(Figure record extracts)
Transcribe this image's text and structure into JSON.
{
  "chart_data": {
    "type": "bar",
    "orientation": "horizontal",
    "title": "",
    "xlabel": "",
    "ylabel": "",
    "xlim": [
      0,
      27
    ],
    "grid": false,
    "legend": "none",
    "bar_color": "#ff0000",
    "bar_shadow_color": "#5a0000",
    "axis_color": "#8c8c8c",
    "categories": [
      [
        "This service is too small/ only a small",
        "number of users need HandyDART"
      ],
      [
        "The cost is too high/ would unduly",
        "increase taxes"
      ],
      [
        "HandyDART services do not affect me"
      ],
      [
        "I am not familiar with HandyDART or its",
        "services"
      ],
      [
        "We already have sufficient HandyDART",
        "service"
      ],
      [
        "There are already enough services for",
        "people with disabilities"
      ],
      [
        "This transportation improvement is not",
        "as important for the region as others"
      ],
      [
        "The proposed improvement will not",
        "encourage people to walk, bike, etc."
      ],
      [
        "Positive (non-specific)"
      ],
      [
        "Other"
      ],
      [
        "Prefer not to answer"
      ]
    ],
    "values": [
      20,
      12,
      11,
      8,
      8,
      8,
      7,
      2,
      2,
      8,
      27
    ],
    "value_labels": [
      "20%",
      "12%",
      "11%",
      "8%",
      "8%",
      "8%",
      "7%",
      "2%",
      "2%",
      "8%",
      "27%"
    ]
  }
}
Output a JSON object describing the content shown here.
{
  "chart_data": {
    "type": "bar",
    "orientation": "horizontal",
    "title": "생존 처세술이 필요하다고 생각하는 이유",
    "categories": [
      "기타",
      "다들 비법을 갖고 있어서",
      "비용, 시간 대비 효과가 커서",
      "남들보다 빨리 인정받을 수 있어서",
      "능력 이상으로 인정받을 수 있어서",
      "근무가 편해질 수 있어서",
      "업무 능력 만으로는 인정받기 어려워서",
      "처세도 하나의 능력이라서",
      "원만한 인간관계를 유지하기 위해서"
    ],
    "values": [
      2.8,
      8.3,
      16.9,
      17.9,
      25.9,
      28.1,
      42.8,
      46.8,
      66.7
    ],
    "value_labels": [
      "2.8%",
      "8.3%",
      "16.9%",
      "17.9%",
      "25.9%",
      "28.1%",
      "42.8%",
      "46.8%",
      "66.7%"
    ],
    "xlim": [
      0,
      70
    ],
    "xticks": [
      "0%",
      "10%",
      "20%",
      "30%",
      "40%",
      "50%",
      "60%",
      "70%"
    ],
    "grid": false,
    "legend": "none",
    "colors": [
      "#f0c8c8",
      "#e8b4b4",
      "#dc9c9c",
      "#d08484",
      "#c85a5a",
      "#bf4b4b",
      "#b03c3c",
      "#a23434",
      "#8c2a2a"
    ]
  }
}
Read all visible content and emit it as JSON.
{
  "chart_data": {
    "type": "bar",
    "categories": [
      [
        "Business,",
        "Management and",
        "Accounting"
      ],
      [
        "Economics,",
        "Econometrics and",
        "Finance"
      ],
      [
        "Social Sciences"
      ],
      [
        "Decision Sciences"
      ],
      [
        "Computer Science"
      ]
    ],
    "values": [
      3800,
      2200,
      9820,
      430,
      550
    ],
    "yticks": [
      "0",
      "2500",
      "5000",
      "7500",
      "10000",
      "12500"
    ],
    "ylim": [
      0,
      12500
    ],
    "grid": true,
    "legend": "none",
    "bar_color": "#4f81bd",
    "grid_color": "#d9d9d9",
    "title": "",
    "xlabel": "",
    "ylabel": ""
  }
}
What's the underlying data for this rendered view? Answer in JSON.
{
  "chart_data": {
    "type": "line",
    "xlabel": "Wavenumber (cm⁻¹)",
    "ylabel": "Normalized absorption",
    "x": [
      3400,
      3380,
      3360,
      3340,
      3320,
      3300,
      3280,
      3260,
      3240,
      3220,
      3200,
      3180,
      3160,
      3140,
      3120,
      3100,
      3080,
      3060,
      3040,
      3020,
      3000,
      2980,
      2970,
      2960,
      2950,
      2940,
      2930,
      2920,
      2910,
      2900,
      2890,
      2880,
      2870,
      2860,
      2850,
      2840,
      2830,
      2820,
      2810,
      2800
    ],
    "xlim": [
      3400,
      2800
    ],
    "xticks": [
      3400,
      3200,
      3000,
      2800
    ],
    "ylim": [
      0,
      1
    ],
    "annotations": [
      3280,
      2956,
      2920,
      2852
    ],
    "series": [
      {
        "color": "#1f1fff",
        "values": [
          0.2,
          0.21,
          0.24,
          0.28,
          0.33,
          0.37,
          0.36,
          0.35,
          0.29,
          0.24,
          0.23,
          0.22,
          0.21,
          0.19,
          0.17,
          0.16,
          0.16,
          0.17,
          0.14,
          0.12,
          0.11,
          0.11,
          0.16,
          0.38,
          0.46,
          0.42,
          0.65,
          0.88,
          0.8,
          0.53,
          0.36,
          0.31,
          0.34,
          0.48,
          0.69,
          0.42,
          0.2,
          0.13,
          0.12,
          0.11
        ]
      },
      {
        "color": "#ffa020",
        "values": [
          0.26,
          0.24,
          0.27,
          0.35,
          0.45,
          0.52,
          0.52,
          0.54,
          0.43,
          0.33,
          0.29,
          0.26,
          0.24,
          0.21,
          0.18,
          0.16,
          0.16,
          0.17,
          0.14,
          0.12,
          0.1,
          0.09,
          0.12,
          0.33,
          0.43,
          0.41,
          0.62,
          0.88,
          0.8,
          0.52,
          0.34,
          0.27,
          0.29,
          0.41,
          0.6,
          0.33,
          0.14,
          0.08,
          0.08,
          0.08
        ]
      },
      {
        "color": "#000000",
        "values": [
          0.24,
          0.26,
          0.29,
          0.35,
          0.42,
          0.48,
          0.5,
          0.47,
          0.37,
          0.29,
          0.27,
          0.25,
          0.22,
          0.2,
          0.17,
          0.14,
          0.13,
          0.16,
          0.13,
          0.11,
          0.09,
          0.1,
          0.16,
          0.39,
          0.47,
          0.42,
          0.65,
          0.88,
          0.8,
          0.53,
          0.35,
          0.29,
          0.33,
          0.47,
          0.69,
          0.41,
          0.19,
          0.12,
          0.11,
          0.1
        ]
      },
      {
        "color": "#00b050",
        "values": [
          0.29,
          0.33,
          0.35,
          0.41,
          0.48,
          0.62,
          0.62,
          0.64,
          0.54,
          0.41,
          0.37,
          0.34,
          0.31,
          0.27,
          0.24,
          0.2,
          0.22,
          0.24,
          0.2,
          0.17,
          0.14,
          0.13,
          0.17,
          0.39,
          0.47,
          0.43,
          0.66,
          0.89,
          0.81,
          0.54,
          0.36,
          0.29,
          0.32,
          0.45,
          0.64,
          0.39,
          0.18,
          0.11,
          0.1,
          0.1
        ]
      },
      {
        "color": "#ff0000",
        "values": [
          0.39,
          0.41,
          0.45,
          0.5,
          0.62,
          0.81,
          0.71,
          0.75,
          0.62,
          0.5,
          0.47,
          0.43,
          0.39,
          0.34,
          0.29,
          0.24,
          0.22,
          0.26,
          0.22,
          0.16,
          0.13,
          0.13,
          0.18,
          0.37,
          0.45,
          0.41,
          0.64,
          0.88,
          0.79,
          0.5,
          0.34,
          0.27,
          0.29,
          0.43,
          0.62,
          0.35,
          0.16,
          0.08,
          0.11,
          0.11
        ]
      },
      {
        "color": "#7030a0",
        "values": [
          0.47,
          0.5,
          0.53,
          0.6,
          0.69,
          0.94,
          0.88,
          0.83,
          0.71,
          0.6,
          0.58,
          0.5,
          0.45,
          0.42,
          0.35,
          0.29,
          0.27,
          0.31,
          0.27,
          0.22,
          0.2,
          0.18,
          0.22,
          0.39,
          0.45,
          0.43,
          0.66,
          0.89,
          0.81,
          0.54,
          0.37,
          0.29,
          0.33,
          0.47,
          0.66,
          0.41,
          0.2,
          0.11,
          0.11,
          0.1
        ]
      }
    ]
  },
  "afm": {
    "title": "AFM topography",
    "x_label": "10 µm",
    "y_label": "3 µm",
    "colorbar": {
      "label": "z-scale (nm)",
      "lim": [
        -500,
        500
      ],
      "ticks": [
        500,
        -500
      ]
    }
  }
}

Task statement:
Select the lines from the entries that include the word "already".

Solution below:
        "We already have sufficient HandyDART",
        "There are already enough services for",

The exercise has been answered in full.